LISTING:
= = = = = = =
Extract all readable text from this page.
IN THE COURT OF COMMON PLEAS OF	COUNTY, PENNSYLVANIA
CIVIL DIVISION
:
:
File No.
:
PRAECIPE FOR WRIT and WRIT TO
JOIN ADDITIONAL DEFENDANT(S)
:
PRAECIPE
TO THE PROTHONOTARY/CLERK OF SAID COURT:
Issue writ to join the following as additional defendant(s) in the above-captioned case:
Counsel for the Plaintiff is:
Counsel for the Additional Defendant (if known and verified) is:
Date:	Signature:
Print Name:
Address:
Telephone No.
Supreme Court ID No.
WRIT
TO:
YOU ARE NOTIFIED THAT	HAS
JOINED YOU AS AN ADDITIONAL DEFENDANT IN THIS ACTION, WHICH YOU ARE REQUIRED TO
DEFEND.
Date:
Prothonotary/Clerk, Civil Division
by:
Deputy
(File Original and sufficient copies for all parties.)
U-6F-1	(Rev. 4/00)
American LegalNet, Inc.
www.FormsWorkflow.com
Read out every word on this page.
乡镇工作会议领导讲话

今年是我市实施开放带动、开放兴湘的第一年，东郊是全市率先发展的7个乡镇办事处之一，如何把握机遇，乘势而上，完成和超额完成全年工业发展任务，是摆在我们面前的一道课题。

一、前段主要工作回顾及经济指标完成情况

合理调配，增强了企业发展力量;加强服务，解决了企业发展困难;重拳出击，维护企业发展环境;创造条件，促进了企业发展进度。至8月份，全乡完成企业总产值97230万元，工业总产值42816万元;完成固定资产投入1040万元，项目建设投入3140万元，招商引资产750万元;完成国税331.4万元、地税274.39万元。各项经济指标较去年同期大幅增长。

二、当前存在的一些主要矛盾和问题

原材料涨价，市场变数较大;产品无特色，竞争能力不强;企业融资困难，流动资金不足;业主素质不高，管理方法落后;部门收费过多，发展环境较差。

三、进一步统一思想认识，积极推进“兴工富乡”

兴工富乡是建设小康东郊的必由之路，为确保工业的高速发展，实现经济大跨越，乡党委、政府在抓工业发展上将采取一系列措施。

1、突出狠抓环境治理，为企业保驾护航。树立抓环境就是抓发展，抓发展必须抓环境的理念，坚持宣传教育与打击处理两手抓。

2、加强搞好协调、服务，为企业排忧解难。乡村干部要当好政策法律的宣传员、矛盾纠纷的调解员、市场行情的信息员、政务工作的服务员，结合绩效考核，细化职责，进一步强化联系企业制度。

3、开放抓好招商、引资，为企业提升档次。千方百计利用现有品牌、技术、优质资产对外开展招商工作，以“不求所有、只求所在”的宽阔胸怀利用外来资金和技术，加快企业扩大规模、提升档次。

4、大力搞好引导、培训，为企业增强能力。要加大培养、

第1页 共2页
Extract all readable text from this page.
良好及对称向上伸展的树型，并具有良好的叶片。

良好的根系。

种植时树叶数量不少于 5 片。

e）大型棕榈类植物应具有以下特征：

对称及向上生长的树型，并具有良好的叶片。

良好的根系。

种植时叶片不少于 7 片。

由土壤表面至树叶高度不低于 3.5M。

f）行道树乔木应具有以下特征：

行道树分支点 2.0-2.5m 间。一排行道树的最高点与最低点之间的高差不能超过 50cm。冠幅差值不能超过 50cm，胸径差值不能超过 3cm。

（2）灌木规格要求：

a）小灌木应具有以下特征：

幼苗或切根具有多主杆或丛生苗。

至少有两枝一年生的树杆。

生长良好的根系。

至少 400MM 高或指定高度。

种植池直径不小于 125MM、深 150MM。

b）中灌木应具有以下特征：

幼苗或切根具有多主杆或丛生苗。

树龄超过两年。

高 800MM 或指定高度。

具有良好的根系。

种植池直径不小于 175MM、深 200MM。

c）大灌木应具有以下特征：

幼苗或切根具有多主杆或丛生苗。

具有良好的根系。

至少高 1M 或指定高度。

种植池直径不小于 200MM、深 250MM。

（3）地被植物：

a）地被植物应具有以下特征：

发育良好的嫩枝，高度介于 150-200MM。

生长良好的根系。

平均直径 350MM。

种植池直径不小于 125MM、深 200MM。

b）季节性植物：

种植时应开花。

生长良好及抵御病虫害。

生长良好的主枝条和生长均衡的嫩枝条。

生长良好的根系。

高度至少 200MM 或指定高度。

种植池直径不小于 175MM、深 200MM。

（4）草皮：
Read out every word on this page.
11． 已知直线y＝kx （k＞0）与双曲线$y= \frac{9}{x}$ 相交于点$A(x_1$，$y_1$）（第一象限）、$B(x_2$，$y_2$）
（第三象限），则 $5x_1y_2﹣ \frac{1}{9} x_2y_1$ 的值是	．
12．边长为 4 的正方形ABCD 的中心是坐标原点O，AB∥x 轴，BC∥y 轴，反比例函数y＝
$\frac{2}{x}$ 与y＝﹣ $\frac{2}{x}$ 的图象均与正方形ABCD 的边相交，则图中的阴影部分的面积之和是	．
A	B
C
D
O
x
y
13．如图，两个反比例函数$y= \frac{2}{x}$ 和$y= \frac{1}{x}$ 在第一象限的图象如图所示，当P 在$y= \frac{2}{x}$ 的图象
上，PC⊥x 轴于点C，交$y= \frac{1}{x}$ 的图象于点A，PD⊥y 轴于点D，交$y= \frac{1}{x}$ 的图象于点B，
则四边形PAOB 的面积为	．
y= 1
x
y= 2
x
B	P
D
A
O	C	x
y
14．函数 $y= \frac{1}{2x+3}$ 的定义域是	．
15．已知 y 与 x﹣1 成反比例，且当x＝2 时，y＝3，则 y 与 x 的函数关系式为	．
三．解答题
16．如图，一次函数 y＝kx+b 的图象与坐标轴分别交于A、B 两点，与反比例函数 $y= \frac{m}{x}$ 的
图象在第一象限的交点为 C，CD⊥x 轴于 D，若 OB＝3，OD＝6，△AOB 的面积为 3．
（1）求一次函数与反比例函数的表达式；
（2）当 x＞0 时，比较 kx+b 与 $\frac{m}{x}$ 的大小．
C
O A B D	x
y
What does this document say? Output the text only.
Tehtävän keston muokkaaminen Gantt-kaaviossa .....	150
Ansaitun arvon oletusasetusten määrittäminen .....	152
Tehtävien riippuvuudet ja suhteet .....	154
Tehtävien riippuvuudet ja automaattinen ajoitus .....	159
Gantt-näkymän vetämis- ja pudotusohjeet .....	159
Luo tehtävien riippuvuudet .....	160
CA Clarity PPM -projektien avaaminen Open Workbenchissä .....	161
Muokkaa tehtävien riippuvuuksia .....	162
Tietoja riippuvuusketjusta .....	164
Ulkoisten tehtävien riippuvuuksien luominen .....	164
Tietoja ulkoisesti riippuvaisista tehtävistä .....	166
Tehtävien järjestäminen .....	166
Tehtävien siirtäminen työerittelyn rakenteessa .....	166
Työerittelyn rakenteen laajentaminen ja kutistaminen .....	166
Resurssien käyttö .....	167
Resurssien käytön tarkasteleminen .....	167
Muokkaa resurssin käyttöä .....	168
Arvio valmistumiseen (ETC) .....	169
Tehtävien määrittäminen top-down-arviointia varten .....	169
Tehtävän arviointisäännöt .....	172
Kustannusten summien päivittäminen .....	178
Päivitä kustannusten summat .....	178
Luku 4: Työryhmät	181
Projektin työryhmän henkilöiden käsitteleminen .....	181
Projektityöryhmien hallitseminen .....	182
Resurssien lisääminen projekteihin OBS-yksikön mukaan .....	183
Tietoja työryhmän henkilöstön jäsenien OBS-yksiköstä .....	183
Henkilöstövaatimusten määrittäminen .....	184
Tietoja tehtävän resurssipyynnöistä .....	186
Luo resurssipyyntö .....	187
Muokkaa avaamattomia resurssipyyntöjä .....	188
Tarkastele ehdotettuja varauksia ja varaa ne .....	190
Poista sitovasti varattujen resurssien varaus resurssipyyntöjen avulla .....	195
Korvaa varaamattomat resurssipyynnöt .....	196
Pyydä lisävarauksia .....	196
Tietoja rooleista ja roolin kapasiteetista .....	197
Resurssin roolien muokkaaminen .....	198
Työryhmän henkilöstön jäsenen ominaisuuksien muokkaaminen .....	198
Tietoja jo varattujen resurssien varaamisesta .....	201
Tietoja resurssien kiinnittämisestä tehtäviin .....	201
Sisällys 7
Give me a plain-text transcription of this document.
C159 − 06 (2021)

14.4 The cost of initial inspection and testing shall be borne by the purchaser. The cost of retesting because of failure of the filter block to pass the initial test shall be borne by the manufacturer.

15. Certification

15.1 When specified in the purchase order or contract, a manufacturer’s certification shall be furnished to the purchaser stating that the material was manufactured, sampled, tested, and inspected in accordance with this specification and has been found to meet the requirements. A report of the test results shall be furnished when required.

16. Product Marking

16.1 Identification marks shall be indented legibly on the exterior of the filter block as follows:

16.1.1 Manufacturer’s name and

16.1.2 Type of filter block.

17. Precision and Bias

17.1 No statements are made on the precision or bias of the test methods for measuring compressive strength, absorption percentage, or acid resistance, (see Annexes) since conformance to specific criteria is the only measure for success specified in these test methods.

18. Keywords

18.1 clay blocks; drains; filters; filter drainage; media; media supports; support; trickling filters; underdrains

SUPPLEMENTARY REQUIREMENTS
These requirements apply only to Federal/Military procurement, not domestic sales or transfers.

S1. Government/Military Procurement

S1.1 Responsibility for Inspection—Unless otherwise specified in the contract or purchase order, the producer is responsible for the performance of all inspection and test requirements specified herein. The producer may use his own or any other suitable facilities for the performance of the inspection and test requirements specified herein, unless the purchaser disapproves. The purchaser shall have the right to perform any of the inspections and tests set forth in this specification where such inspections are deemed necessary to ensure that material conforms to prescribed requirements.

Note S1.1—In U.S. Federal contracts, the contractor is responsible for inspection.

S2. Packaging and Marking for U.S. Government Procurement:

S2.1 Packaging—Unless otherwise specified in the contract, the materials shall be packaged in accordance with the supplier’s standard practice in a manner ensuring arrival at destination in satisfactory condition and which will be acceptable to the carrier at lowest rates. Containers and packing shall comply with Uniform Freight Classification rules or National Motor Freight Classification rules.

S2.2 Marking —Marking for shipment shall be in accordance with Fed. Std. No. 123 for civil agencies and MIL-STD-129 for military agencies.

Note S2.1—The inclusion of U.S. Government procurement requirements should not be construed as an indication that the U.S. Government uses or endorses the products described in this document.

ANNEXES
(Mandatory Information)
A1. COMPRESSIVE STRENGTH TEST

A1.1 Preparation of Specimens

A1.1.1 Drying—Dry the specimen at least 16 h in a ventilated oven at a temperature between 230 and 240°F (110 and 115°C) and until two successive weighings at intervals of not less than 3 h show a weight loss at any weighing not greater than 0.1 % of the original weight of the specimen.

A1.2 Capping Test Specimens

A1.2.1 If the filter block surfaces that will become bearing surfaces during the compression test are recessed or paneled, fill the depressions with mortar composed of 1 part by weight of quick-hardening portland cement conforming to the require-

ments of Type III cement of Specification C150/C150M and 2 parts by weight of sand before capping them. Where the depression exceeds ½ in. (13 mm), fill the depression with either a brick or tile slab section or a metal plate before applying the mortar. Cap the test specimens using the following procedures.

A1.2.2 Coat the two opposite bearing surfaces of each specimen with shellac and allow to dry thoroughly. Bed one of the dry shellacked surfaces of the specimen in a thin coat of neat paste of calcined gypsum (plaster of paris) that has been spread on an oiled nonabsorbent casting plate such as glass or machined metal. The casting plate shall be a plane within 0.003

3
= = = = = = =
TASK GOAL: Pick out every line above that holds the word "Type" and copy it.

OUTPUT FOR THIS TASK:
16.1.2 Type of filter block.
ments of Type III cement of Specification C150/C150M and 2 parts by weight of sand before capping them. Where the depression exceeds ½ in. (13 mm), fill the depression with either a brick or tile slab section or a metal plate before applying the mortar. Cap the test specimens using the following procedures.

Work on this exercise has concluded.